- Série d'exercices:
1. Recopiez sans modification le passage du texte sur la desserte aérienne de Pau qui commence à « Selon Bernard Uthurry, le » et se termine à « mise en service. ».
2. D'après le texte sur la desserte aérienne de Pau, les affirmations (a), (b) et (c) sont-elles exactes ? Répondez par oui ou par non pour chacune, en citant mot pour mot les termes du texte qui permettent de trancher.
(a) Le Conseil Régional est favorable au soutien des low cost.
(b) Les administrations publiques peuvent financer la moitié des coûts de démarrage d'une ligne aérienne pendant ses trois premières années de service.
(c) Depuis Pau, on peut se rendre à Paris plusieurs fois par jour.

Selon Bernard Uthurry, le Conseil Général des Pyrénées Atlantiques semble aller dans l’idée d’une participation dans ce nouveau syndicat, mais de son coté essaie d’ouvrir d’autres pistes, notamment la sollicitation à Air France d’une politique tarifaire plus baisse. La Communauté de Communes de Lacq-Orthez et la Communauté d’agglomération de Pau « étaient parties prenantes » pour y participer. « Quant au Conseil Régional que je représente, il n’est pas favorable au soutien des low cost parce qu’il est davantage tourné vers une intermodalité plus appuyée sur le train que sur l’avion », ajoute-t-il. En tout cas, l’Europe restreint les aides en ce domaine également: les administrations publiques ne pourront financer que 50% des coûts de démarrage d’une ligne aérienne lors des trois premières années de sa mise en service.
Par rapport à l’offre actuelle, le viceprésident régional admet que pour l’instant l’attractivité de Pau s’est faite par la possibilité d’aller plusieurs fois par jour à Paris, et notamment à Orly. « Sa faiblesse c’est le coût du voyage, qui est trop élevé, bien que la politique tarifaire d’Air France pour des places qu’il faut réserver longtemps à l’avance contribue à booster la fréquentation de l’aéroport ». Avoir un seul opérateur qui assure 90% de l’offre « n’amène pas une baisse de tarifs suffisamment importante ».

- Données fournies:
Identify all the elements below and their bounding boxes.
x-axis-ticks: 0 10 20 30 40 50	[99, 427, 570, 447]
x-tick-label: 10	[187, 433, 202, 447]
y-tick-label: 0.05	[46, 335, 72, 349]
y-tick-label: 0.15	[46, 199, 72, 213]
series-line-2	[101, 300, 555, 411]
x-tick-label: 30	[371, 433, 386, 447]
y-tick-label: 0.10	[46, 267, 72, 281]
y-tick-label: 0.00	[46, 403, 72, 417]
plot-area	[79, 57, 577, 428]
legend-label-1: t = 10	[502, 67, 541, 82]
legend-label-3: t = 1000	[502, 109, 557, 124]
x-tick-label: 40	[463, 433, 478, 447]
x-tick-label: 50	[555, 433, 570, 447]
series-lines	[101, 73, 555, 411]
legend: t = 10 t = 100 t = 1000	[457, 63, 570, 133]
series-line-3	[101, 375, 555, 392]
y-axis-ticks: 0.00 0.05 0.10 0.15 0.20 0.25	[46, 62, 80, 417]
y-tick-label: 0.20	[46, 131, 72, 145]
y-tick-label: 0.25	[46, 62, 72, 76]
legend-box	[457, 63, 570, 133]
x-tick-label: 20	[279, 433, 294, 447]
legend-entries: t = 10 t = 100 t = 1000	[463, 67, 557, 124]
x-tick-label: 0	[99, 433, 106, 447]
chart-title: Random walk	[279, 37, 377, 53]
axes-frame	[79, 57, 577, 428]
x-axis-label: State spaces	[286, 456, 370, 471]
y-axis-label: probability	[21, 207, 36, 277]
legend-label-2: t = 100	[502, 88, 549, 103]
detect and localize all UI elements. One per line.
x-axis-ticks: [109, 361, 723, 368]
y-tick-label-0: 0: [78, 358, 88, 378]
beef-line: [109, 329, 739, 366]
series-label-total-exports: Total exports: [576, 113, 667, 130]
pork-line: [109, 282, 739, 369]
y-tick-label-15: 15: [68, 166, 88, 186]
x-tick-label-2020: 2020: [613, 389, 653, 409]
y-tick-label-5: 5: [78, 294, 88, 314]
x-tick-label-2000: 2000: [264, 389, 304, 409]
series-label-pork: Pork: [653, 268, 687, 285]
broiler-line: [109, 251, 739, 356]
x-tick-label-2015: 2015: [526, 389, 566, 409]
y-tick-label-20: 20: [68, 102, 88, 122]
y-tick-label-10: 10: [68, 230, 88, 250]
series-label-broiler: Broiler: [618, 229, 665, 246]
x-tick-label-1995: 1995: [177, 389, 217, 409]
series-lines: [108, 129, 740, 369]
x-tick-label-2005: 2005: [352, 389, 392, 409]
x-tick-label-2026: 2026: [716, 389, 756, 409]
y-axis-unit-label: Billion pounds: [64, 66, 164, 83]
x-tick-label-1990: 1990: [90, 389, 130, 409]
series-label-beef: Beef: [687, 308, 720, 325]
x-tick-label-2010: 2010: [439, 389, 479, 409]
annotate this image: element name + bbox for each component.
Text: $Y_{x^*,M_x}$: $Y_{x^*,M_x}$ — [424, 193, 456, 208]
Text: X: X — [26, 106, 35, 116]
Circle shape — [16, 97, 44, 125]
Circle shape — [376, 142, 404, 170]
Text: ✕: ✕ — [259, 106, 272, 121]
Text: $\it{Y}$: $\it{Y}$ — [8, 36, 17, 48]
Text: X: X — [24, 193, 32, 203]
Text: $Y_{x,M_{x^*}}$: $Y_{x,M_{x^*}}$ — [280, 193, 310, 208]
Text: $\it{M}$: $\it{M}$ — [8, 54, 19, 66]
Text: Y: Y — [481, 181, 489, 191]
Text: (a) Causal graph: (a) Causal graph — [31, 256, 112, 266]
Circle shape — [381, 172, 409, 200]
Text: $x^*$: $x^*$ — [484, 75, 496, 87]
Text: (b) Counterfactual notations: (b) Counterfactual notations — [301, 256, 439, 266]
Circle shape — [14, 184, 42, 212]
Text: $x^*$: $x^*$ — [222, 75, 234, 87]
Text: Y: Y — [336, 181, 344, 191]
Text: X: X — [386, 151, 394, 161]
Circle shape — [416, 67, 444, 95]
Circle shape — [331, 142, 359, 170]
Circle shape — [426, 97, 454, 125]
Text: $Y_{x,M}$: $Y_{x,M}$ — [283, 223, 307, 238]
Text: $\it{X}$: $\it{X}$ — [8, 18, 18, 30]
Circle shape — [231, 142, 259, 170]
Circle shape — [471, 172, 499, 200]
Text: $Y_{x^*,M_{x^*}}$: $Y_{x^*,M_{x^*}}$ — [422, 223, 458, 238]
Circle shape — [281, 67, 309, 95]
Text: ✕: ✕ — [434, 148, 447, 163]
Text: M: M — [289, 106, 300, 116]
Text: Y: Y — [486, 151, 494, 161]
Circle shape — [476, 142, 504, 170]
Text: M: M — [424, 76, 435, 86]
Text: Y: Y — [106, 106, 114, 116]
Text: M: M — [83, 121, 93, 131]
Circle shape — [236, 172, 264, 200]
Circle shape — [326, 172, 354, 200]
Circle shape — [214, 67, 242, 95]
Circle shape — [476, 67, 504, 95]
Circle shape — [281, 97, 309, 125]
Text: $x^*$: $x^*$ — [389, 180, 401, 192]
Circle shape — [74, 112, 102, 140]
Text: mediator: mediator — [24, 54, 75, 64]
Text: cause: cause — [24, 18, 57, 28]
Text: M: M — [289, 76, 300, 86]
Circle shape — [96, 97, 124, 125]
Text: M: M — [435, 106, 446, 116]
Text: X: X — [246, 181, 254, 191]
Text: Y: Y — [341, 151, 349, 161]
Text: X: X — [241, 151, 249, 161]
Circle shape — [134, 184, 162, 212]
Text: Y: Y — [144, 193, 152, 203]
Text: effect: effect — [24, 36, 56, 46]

- Corrigé des exercices:
1.
Selon Bernard Uthurry, le Conseil Général des Pyrénées Atlantiques semble aller dans l’idée d’une participation dans ce nouveau syndicat, mais de son coté essaie d’ouvrir d’autres pistes, notamment la sollicitation à Air France d’une politique tarifaire plus baisse. La Communauté de Communes de Lacq-Orthez et la Communauté d’agglomération de Pau « étaient parties prenantes » pour y participer. « Quant au Conseil Régional que je représente, il n’est pas favorable au soutien des low cost parce qu’il est davantage tourné vers une intermodalité plus appuyée sur le train que sur l’avion », ajoute-t-il. En tout cas, l’Europe restreint les aides en ce domaine également: les administrations publiques ne pourront financer que 50% des coûts de démarrage d’une ligne aérienne lors des trois premières années de sa mise en service.

2.
(a) Non : « il n’est pas favorable au soutien des low cost »
(b) Oui : « les administrations publiques ne pourront financer que 50% des coûts de démarrage d’une ligne aérienne lors des trois premières années de sa mise en service »
(c) Oui : « la possibilité d’aller plusieurs fois par jour à Paris »